__EXERCISE__.
Drop every picture and give the entries back exactly.
BEGIN
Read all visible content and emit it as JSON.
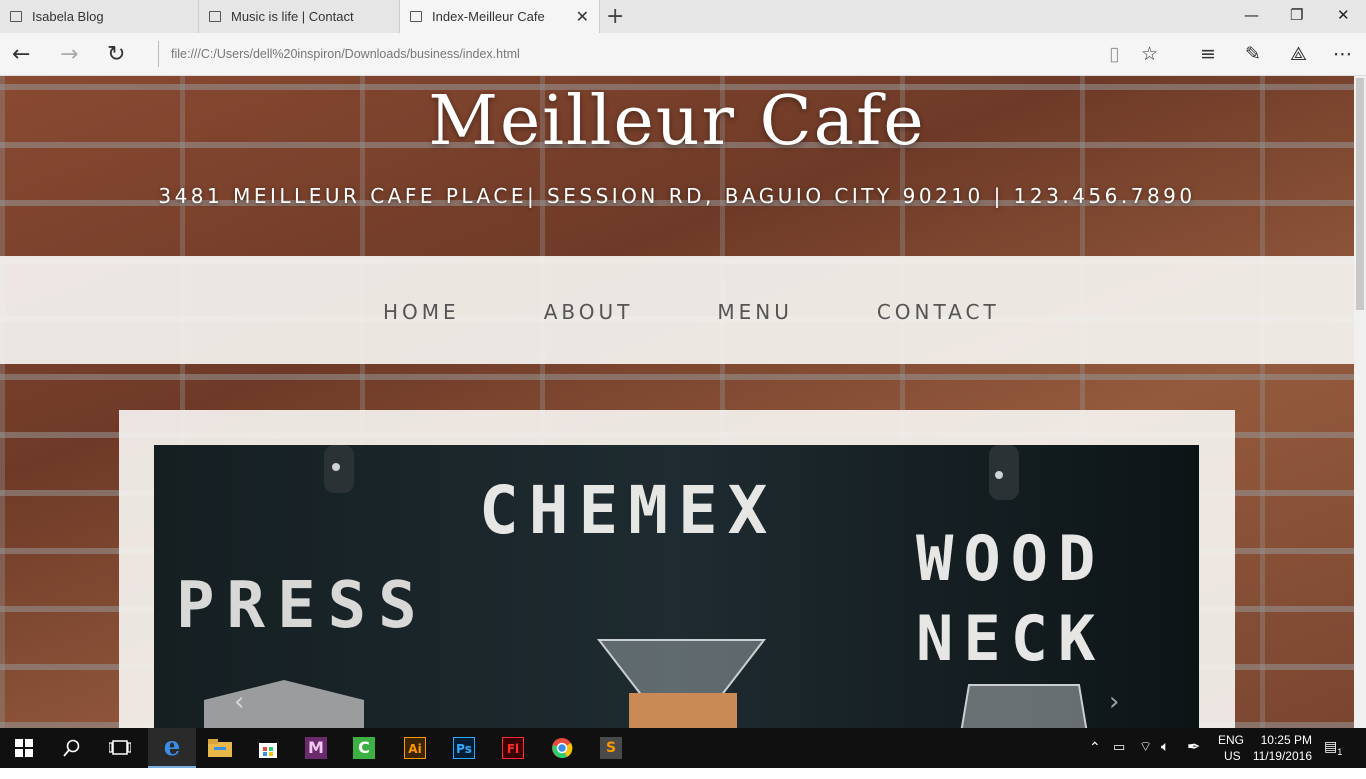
{
  "browser": {
    "tabs": [
      {
        "title": "Isabela Blog"
      },
      {
        "title": "Music is life | Contact"
      },
      {
        "title": "Index-Meilleur Cafe"
      }
    ],
    "url": "file:///C:/Users/dell%20inspiron/Downloads/business/index.html"
  },
  "site": {
    "title": "Meilleur Cafe",
    "address": "3481 MEILLEUR CAFE PLACE| SESSION RD, BAGUIO CITY 90210 | 123.456.7890",
    "nav": [
      "HOME",
      "ABOUT",
      "MENU",
      "CONTACT"
    ],
    "slide": {
      "words": [
        "CHEMEX",
        "PRESS",
        "WOOD",
        "NECK"
      ],
      "prev": "‹",
      "next": "›"
    }
  },
  "taskbar": {
    "lang_top": "ENG",
    "lang_bottom": "US",
    "time": "10:25 PM",
    "date": "11/19/2016",
    "notifications": "1"
  }
}
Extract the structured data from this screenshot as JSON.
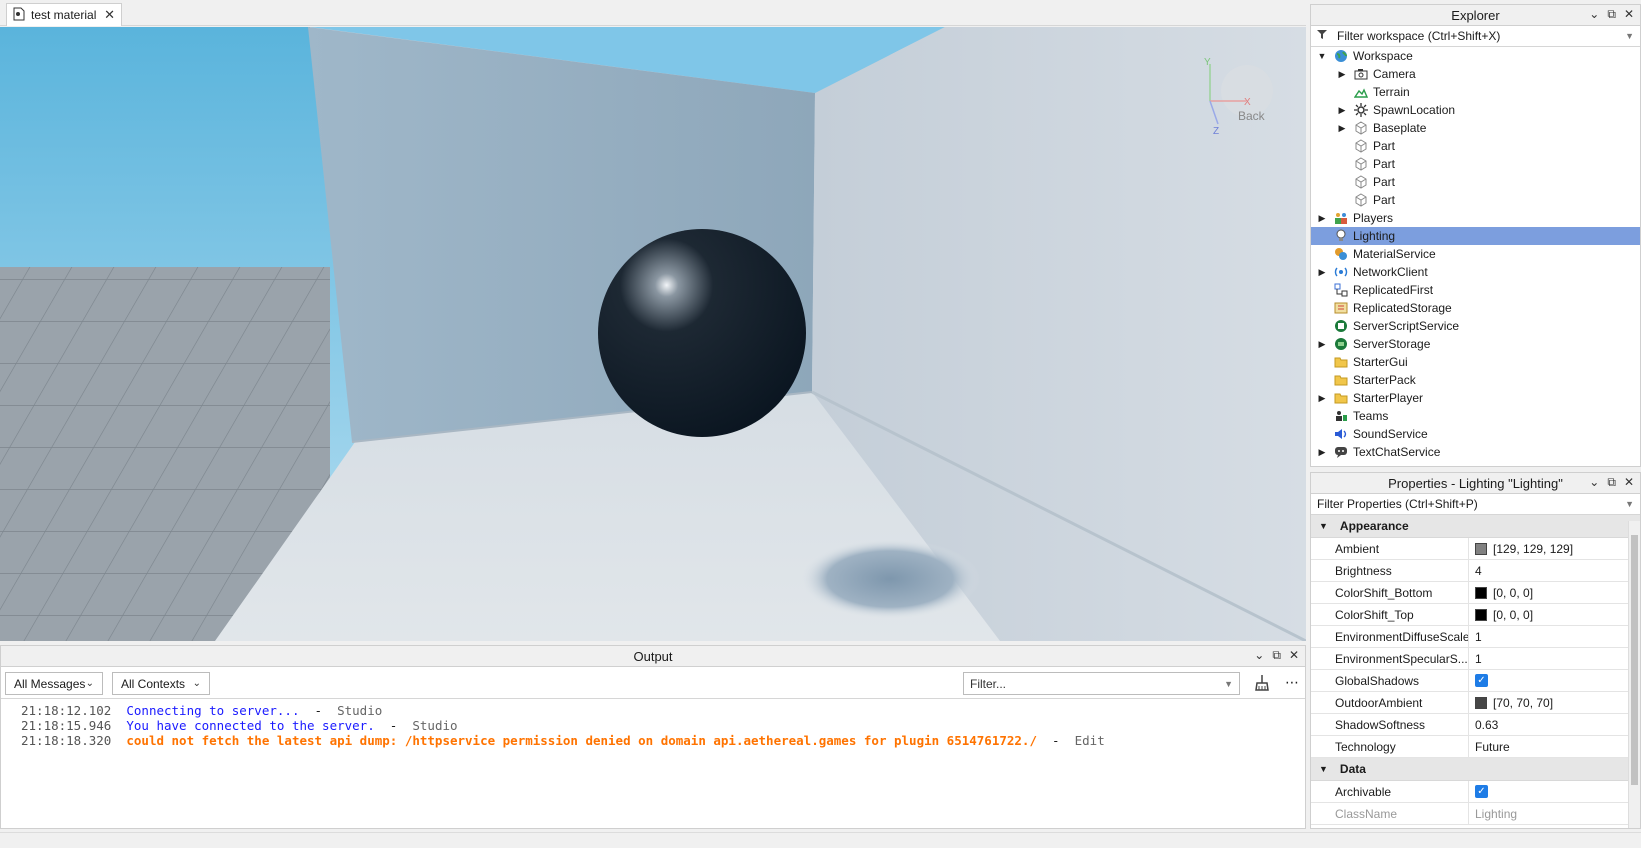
END
__RESULT FOR THIS EXERCISE__.
Read all visible content and emit it as JSON.
{
  "browser": {
    "tabs": [
      {
        "title": "Isabela Blog"
      },
      {
        "title": "Music is life | Contact"
      },
      {
        "title": "Index-Meilleur Cafe"
      }
    ],
    "url": "file:///C:/Users/dell%20inspiron/Downloads/business/index.html"
  },
  "site": {
    "title": "Meilleur Cafe",
    "address": "3481 MEILLEUR CAFE PLACE| SESSION RD, BAGUIO CITY 90210 | 123.456.7890",
    "nav": [
      "HOME",
      "ABOUT",
      "MENU",
      "CONTACT"
    ],
    "slide": {
      "words": [
        "CHEMEX",
        "PRESS",
        "WOOD",
        "NECK"
      ],
      "prev": "‹",
      "next": "›"
    }
  },
  "taskbar": {
    "lang_top": "ENG",
    "lang_bottom": "US",
    "time": "10:25 PM",
    "date": "11/19/2016",
    "notifications": "1"
  }
}
Extract the structured data from this screenshot as JSON.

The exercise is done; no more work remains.